**WHAT IS EXPECTED:**
The records that follow should be retyped word for word.

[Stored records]
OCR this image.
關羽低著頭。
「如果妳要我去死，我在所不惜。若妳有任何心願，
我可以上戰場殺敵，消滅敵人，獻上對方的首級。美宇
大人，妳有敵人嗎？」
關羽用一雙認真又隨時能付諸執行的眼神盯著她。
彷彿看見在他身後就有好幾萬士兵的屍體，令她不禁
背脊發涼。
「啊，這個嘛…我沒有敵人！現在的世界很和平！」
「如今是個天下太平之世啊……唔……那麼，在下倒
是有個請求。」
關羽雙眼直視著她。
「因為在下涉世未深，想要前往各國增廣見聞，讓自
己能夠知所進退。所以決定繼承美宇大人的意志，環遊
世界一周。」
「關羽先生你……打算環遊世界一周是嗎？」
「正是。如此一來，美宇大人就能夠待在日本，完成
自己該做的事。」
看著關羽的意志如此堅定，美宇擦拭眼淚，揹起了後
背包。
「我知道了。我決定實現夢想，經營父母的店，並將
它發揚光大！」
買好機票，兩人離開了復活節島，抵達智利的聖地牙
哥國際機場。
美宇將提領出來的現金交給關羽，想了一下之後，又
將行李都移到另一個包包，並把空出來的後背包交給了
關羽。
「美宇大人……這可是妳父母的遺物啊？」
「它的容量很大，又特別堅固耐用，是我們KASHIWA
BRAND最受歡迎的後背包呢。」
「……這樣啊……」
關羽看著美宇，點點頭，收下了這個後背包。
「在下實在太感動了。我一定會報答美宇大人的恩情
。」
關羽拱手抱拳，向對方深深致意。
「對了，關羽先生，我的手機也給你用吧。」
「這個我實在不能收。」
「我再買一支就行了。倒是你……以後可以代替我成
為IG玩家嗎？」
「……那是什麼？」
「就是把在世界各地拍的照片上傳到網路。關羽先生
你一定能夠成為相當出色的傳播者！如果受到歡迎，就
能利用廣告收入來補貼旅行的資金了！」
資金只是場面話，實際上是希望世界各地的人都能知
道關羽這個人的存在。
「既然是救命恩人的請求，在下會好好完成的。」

**ANSWER TO THIS TASK:**
OCR this image.
關羽低著頭。
「如果妳要我去死，我在所不惜。若妳有任何心願，
我可以上戰場殺敵，消滅敵人，獻上對方的首級。美宇
大人，妳有敵人嗎？」
關羽用一雙認真又隨時能付諸執行的眼神盯著她。
彷彿看見在他身後就有好幾萬士兵的屍體，令她不禁
背脊發涼。
「啊，這個嘛…我沒有敵人！現在的世界很和平！」
「如今是個天下太平之世啊……唔……那麼，在下倒
是有個請求。」
關羽雙眼直視著她。
「因為在下涉世未深，想要前往各國增廣見聞，讓自
己能夠知所進退。所以決定繼承美宇大人的意志，環遊
世界一周。」
「關羽先生你……打算環遊世界一周是嗎？」
「正是。如此一來，美宇大人就能夠待在日本，完成
自己該做的事。」
看著關羽的意志如此堅定，美宇擦拭眼淚，揹起了後
背包。
「我知道了。我決定實現夢想，經營父母的店，並將
它發揚光大！」
買好機票，兩人離開了復活節島，抵達智利的聖地牙
哥國際機場。
美宇將提領出來的現金交給關羽，想了一下之後，又
將行李都移到另一個包包，並把空出來的後背包交給了
關羽。
「美宇大人……這可是妳父母的遺物啊？」
「它的容量很大，又特別堅固耐用，是我們KASHIWA
BRAND最受歡迎的後背包呢。」
「……這樣啊……」
關羽看著美宇，點點頭，收下了這個後背包。
「在下實在太感動了。我一定會報答美宇大人的恩情
。」
關羽拱手抱拳，向對方深深致意。
「對了，關羽先生，我的手機也給你用吧。」
「這個我實在不能收。」
「我再買一支就行了。倒是你……以後可以代替我成
為IG玩家嗎？」
「……那是什麼？」
「就是把在世界各地拍的照片上傳到網路。關羽先生
你一定能夠成為相當出色的傳播者！如果受到歡迎，就
能利用廣告收入來補貼旅行的資金了！」
資金只是場面話，實際上是希望世界各地的人都能知
道關羽這個人的存在。
「既然是救命恩人的請求，在下會好好完成的。」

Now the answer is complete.